- _Data to use_:
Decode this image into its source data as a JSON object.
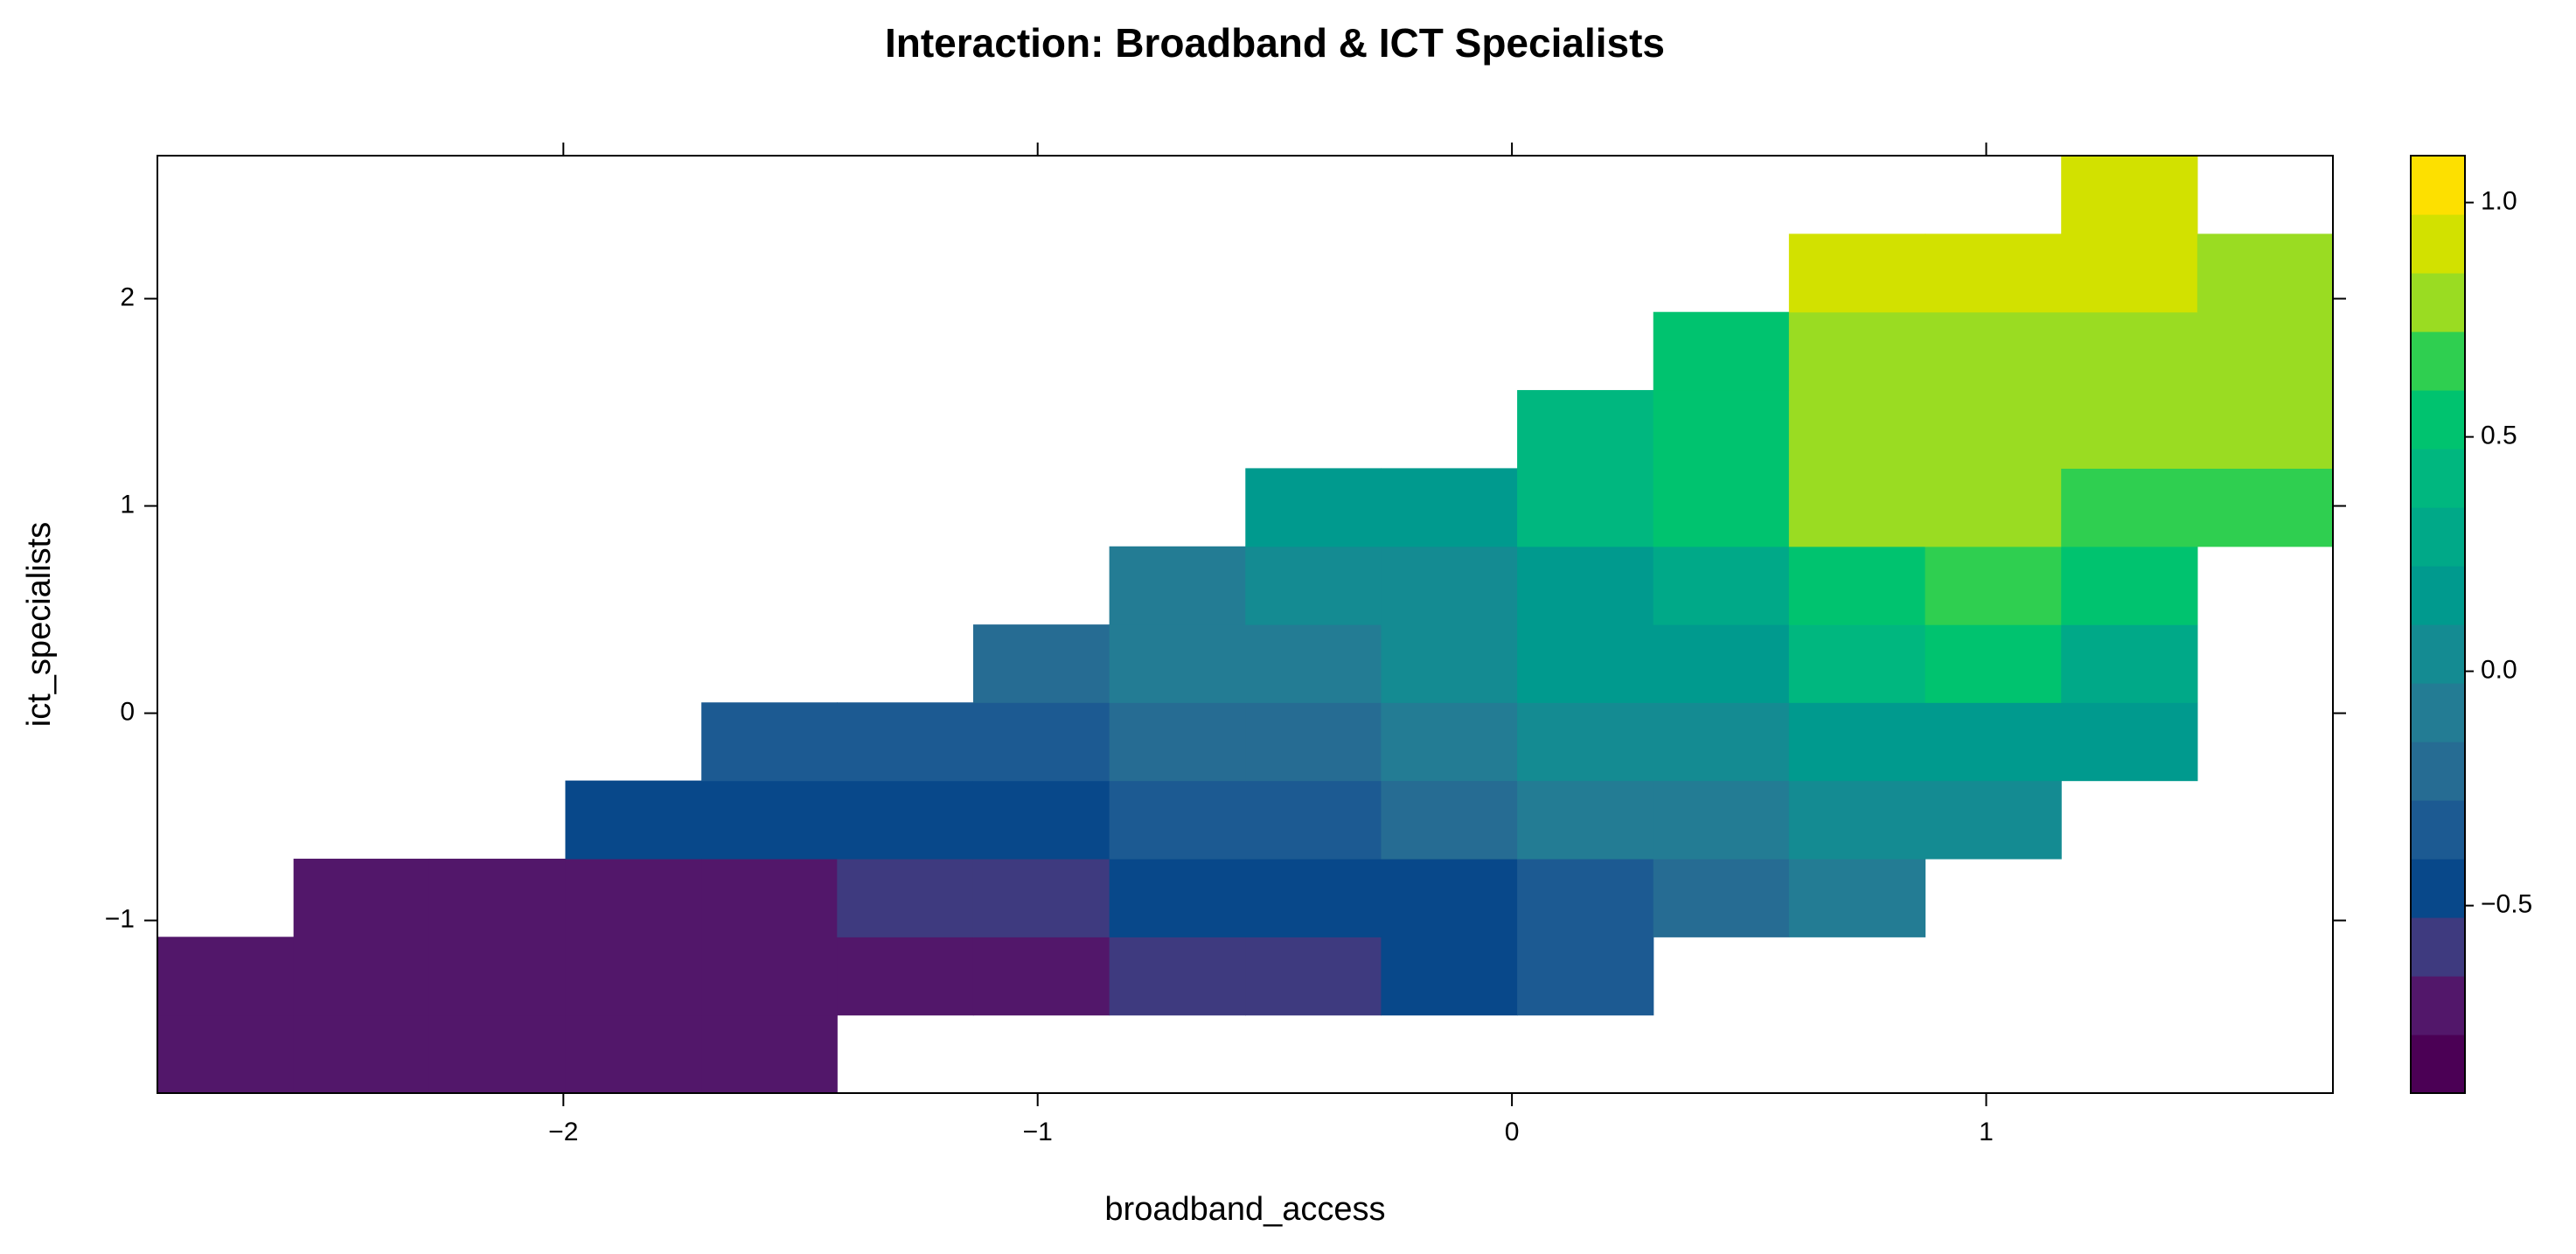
{
  "chart_data": {
    "type": "levelplot",
    "title": "Interaction: Broadband & ICT Specialists",
    "x_label": "broadband_access",
    "y_label": "ict_specialists",
    "xlim": [
      -2.856,
      1.731
    ],
    "ylim": [
      -1.833,
      2.69
    ],
    "xticks": [
      {
        "value": -2,
        "label": "−2"
      },
      {
        "value": -1,
        "label": "−1"
      },
      0,
      1
    ],
    "yticks": [
      {
        "value": -1,
        "label": "−1"
      },
      0,
      1,
      2
    ],
    "xbins": [
      -2.856,
      -2.569,
      -2.283,
      -1.996,
      -1.709,
      -1.423,
      -1.136,
      -0.849,
      -0.562,
      -0.276,
      0.011,
      0.298,
      0.584,
      0.871,
      1.158,
      1.445,
      1.731
    ],
    "ybins": [
      -1.833,
      -1.456,
      -1.079,
      -0.702,
      -0.325,
      0.052,
      0.428,
      0.805,
      1.182,
      1.559,
      1.936,
      2.313,
      2.69
    ],
    "z": [
      [
        -0.71,
        -0.71,
        -0.71,
        -0.71,
        -0.71,
        null,
        null,
        null,
        null,
        null,
        null,
        null,
        null,
        null,
        null,
        null
      ],
      [
        -0.71,
        -0.71,
        -0.71,
        -0.71,
        -0.71,
        -0.71,
        -0.71,
        -0.59,
        -0.59,
        -0.46,
        -0.34,
        null,
        null,
        null,
        null,
        null
      ],
      [
        null,
        -0.71,
        -0.71,
        -0.71,
        -0.71,
        -0.59,
        -0.59,
        -0.46,
        -0.46,
        -0.46,
        -0.34,
        -0.21,
        -0.09,
        null,
        null,
        null
      ],
      [
        null,
        null,
        null,
        -0.46,
        -0.46,
        -0.46,
        -0.46,
        -0.34,
        -0.34,
        -0.21,
        -0.09,
        -0.09,
        0.04,
        0.04,
        null,
        null
      ],
      [
        null,
        null,
        null,
        null,
        -0.34,
        -0.34,
        -0.34,
        -0.21,
        -0.21,
        -0.09,
        0.04,
        0.04,
        0.16,
        0.16,
        0.16,
        null
      ],
      [
        null,
        null,
        null,
        null,
        null,
        null,
        -0.2,
        -0.09,
        -0.09,
        0.04,
        0.16,
        0.16,
        0.41,
        0.54,
        0.29,
        null
      ],
      [
        null,
        null,
        null,
        null,
        null,
        null,
        null,
        -0.09,
        0.04,
        0.04,
        0.16,
        0.29,
        0.54,
        0.66,
        0.54,
        null
      ],
      [
        null,
        null,
        null,
        null,
        null,
        null,
        null,
        null,
        0.16,
        0.16,
        0.41,
        0.54,
        0.79,
        0.79,
        0.66,
        0.66
      ],
      [
        null,
        null,
        null,
        null,
        null,
        null,
        null,
        null,
        null,
        null,
        0.41,
        0.54,
        0.79,
        0.79,
        0.79,
        0.79
      ],
      [
        null,
        null,
        null,
        null,
        null,
        null,
        null,
        null,
        null,
        null,
        null,
        0.54,
        0.79,
        0.79,
        0.79,
        0.79
      ],
      [
        null,
        null,
        null,
        null,
        null,
        null,
        null,
        null,
        null,
        null,
        null,
        null,
        0.91,
        0.91,
        0.91,
        0.79
      ],
      [
        null,
        null,
        null,
        null,
        null,
        null,
        null,
        null,
        null,
        null,
        null,
        null,
        null,
        null,
        0.91,
        null
      ]
    ],
    "colorkey": {
      "breaks": [
        -0.9,
        -0.775,
        -0.65,
        -0.525,
        -0.4,
        -0.275,
        -0.15,
        -0.025,
        0.1,
        0.225,
        0.35,
        0.475,
        0.6,
        0.725,
        0.85,
        0.975,
        1.1
      ],
      "colors": [
        "#4b0055",
        "#52176a",
        "#3e3a7f",
        "#08488a",
        "#1c5a92",
        "#266c93",
        "#237c94",
        "#148b92",
        "#009a8e",
        "#00a988",
        "#00b77f",
        "#00c36f",
        "#2fcf50",
        "#9adc22",
        "#d2e100",
        "#fde000"
      ],
      "ticks": [
        {
          "value": -0.5,
          "label": "−0.5"
        },
        {
          "value": 0,
          "label": "0.0"
        },
        0.5,
        {
          "value": 1,
          "label": "1.0"
        }
      ]
    }
  }
}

- _Requirement_: Scan the entries above for the word "value" and collect each line holding it.

- _The output_:
        "value": -2,
        "value": -1,
        "value": -1,
          "value": -0.5,
          "value": 0,
          "value": 1,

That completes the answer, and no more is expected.